# GIVEN REQUEST:
Omit every picture and output the rest of the records exactly as they are.

# MATERIAL FOR THIS TASK:
* Start *
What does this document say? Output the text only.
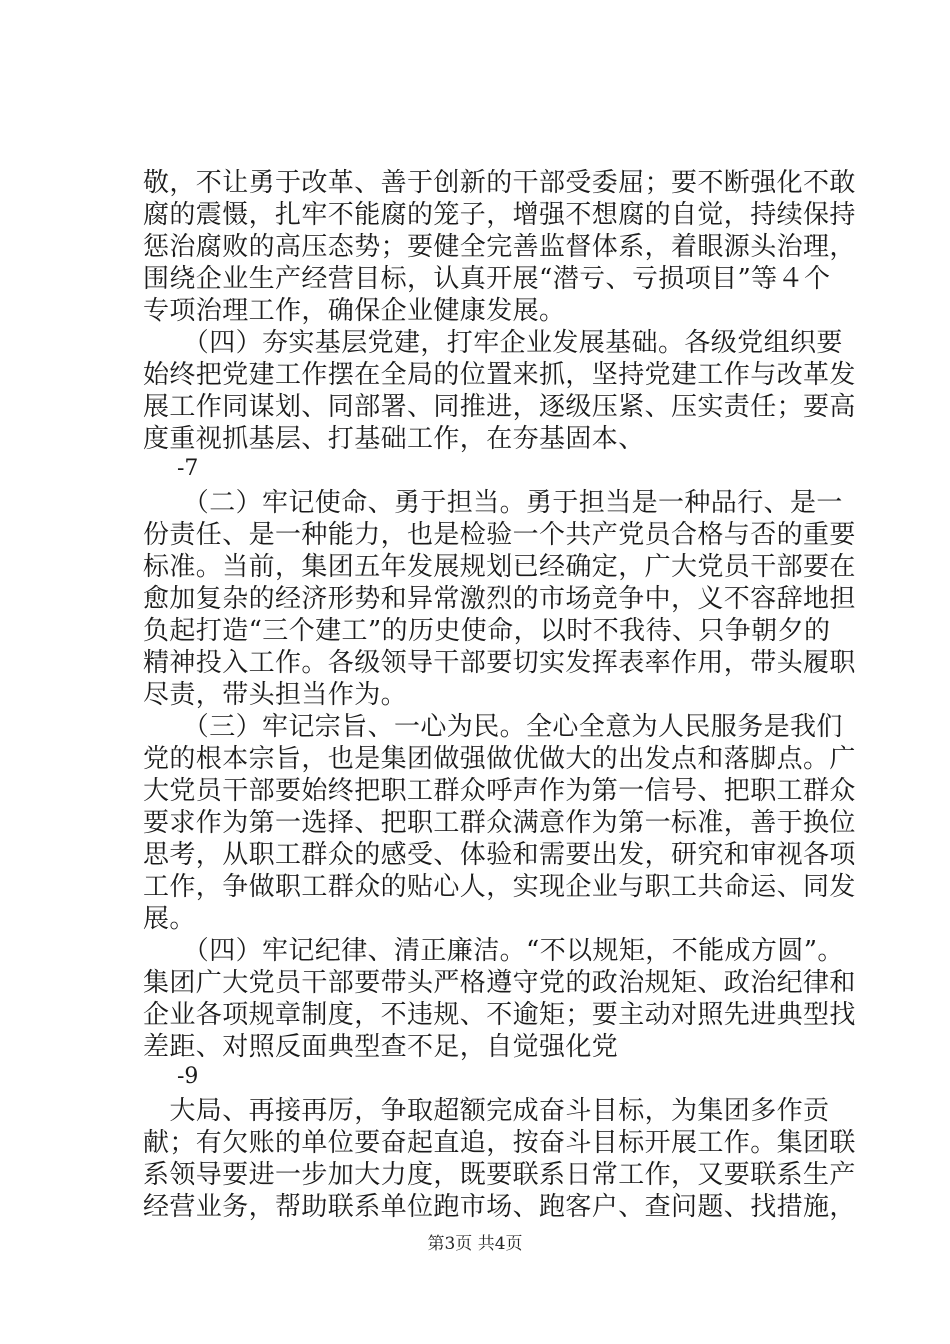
敬，不让勇于改革、善于创新的干部受委屈；要不断强化不敢
腐的震慑，扎牢不能腐的笼子，增强不想腐的自觉，持续保持
惩治腐败的高压态势；要健全完善监督体系，着眼源头治理，
围绕企业生产经营目标，认真开展“潜亏、亏损项目”等４个
专项治理工作，确保企业健康发展。
　　（四）夯实基层党建，打牢企业发展基础。各级党组织要
始终把党建工作摆在全局的位置来抓，坚持党建工作与改革发
展工作同谋划、同部署、同推进，逐级压紧、压实责任；要高
度重视抓基层、打基础工作，在夯基固本、
-7
　　（二）牢记使命、勇于担当。勇于担当是一种品行、是一
份责任、是一种能力，也是检验一个共产党员合格与否的重要
标准。当前，集团五年发展规划已经确定，广大党员干部要在
愈加复杂的经济形势和异常激烈的市场竞争中，义不容辞地担
负起打造“三个建工”的历史使命，以时不我待、只争朝夕的
精神投入工作。各级领导干部要切实发挥表率作用，带头履职
尽责，带头担当作为。
　　（三）牢记宗旨、一心为民。全心全意为人民服务是我们
党的根本宗旨，也是集团做强做优做大的出发点和落脚点。广
大党员干部要始终把职工群众呼声作为第一信号、把职工群众
要求作为第一选择、把职工群众满意作为第一标准，善于换位
思考，从职工群众的感受、体验和需要出发，研究和审视各项
工作，争做职工群众的贴心人，实现企业与职工共命运、同发
展。
　　（四）牢记纪律、清正廉洁。“不以规矩，不能成方圆”。
集团广大党员干部要带头严格遵守党的政治规矩、政治纪律和
企业各项规章制度，不违规、不逾矩；要主动对照先进典型找
差距、对照反面典型查不足，自觉强化党
-9
　大局、再接再厉，争取超额完成奋斗目标，为集团多作贡
献；有欠账的单位要奋起直追，按奋斗目标开展工作。集团联
系领导要进一步加大力度，既要联系日常工作，又要联系生产
经营业务，帮助联系单位跑市场、跑客户、查问题、找措施，
第3页 共4页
* End *
# SOLUTION TO THE PROBLEM:
What does this document say? Output the text only.
敬，不让勇于改革、善于创新的干部受委屈；要不断强化不敢
腐的震慑，扎牢不能腐的笼子，增强不想腐的自觉，持续保持
惩治腐败的高压态势；要健全完善监督体系，着眼源头治理，
围绕企业生产经营目标，认真开展“潜亏、亏损项目”等４个
专项治理工作，确保企业健康发展。
　　（四）夯实基层党建，打牢企业发展基础。各级党组织要
始终把党建工作摆在全局的位置来抓，坚持党建工作与改革发
展工作同谋划、同部署、同推进，逐级压紧、压实责任；要高
度重视抓基层、打基础工作，在夯基固本、
-7
　　（二）牢记使命、勇于担当。勇于担当是一种品行、是一
份责任、是一种能力，也是检验一个共产党员合格与否的重要
标准。当前，集团五年发展规划已经确定，广大党员干部要在
愈加复杂的经济形势和异常激烈的市场竞争中，义不容辞地担
负起打造“三个建工”的历史使命，以时不我待、只争朝夕的
精神投入工作。各级领导干部要切实发挥表率作用，带头履职
尽责，带头担当作为。
　　（三）牢记宗旨、一心为民。全心全意为人民服务是我们
党的根本宗旨，也是集团做强做优做大的出发点和落脚点。广
大党员干部要始终把职工群众呼声作为第一信号、把职工群众
要求作为第一选择、把职工群众满意作为第一标准，善于换位
思考，从职工群众的感受、体验和需要出发，研究和审视各项
工作，争做职工群众的贴心人，实现企业与职工共命运、同发
展。
　　（四）牢记纪律、清正廉洁。“不以规矩，不能成方圆”。
集团广大党员干部要带头严格遵守党的政治规矩、政治纪律和
企业各项规章制度，不违规、不逾矩；要主动对照先进典型找
差距、对照反面典型查不足，自觉强化党
-9
　大局、再接再厉，争取超额完成奋斗目标，为集团多作贡
献；有欠账的单位要奋起直追，按奋斗目标开展工作。集团联
系领导要进一步加大力度，既要联系日常工作，又要联系生产
经营业务，帮助联系单位跑市场、跑客户、查问题、找措施，
第3页 共4页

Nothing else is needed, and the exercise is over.